• [Raw records]:
+++++
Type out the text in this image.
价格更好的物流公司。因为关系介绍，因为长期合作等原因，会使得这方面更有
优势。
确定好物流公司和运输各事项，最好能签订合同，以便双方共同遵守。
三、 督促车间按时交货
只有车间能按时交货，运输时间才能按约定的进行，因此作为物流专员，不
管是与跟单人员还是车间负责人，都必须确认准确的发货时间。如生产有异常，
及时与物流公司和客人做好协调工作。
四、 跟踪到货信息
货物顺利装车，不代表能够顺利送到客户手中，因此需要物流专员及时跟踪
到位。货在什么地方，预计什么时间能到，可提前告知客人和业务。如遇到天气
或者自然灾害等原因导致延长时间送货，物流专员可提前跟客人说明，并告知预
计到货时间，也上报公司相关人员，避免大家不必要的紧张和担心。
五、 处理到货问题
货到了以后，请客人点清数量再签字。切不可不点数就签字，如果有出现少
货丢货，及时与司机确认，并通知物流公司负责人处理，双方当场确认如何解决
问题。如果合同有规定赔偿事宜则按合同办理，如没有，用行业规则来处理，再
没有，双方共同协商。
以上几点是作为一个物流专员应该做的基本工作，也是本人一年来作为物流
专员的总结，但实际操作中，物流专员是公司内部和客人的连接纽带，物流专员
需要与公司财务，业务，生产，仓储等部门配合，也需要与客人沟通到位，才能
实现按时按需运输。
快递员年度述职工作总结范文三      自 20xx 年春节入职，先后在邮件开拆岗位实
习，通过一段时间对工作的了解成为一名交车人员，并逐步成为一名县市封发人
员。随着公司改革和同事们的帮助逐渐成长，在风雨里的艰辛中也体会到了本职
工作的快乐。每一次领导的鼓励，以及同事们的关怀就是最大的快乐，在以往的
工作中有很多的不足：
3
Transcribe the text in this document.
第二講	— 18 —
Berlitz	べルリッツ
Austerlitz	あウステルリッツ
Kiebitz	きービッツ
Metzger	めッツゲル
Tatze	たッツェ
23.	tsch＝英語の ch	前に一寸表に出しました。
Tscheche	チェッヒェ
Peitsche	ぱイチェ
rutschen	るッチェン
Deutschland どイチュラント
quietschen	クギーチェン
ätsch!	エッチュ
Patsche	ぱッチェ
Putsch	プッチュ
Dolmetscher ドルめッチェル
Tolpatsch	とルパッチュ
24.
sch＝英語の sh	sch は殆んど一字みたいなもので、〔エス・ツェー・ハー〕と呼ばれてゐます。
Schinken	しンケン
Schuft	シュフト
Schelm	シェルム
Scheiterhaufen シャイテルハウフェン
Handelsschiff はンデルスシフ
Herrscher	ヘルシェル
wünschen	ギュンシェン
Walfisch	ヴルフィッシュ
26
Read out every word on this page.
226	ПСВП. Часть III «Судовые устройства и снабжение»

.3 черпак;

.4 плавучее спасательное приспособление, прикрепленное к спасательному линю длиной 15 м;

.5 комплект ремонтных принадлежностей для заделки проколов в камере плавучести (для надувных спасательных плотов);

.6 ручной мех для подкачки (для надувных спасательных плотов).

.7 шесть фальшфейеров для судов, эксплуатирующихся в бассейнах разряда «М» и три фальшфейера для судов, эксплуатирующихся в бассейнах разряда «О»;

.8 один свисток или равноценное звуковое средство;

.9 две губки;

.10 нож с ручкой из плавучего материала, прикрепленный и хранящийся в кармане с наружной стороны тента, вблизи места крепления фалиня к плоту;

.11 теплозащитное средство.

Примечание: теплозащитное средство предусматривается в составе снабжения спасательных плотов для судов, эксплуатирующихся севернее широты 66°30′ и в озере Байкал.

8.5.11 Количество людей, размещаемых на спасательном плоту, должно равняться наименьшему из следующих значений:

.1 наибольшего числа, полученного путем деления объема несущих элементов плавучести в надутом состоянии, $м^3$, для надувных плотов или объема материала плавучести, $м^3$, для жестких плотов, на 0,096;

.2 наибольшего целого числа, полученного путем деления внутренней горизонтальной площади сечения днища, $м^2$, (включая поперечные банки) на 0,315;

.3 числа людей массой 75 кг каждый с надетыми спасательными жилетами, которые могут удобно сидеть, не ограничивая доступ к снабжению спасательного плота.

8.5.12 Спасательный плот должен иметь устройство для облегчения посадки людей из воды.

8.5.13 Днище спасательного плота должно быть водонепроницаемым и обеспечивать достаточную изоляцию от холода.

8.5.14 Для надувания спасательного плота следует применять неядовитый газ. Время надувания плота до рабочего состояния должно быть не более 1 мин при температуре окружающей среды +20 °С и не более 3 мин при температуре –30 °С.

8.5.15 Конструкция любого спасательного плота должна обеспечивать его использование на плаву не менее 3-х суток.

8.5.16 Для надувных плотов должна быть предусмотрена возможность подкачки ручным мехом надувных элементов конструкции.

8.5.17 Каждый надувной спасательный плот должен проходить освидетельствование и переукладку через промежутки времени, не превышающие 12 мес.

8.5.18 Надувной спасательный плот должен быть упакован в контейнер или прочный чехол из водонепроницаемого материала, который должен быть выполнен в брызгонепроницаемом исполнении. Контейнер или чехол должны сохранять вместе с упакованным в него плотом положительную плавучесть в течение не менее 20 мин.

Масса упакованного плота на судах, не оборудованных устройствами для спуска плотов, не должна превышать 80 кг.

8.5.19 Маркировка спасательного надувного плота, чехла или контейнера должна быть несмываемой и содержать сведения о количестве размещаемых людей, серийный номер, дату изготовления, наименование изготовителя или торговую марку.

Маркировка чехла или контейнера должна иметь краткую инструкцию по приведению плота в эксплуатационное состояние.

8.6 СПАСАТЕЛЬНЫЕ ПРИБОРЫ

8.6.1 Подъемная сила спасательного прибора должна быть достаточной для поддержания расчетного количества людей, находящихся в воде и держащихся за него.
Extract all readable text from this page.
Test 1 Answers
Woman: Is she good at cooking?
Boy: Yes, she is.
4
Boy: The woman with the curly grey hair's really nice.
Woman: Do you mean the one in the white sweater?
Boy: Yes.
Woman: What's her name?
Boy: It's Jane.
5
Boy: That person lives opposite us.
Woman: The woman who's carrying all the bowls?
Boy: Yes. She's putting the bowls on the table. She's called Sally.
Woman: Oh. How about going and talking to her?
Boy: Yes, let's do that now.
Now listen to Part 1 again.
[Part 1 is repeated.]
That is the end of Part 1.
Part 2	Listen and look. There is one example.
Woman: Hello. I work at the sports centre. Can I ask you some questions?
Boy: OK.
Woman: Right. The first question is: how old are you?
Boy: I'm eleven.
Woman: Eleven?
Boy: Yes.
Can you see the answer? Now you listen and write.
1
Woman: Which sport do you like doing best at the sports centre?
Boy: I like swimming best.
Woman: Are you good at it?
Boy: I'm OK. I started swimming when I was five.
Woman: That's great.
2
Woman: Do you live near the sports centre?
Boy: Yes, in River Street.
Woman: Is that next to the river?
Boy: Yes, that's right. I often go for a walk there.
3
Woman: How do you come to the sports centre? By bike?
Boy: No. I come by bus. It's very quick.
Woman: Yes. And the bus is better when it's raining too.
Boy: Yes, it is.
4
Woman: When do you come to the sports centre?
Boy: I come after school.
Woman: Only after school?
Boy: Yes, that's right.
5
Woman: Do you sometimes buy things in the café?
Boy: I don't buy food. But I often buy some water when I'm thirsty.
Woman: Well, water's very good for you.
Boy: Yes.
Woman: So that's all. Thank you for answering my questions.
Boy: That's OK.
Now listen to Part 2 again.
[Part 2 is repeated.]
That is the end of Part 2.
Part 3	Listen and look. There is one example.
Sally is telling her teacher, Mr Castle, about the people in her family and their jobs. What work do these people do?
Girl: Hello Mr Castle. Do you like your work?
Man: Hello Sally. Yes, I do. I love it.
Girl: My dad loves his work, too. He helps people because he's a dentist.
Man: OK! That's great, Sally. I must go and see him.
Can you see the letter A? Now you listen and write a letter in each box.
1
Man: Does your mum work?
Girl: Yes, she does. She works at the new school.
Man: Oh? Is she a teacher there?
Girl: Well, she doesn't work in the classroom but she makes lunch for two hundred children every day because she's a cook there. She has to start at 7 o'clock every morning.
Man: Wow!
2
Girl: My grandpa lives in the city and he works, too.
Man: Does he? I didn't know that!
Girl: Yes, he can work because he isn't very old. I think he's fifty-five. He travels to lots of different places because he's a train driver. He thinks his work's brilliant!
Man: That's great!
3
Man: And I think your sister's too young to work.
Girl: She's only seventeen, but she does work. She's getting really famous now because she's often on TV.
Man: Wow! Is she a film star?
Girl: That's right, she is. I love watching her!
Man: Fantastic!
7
+++++
• [What to produce]: Answer with one number: how many lines of the entries above include the word "questions".

• [Exercise solution]: 2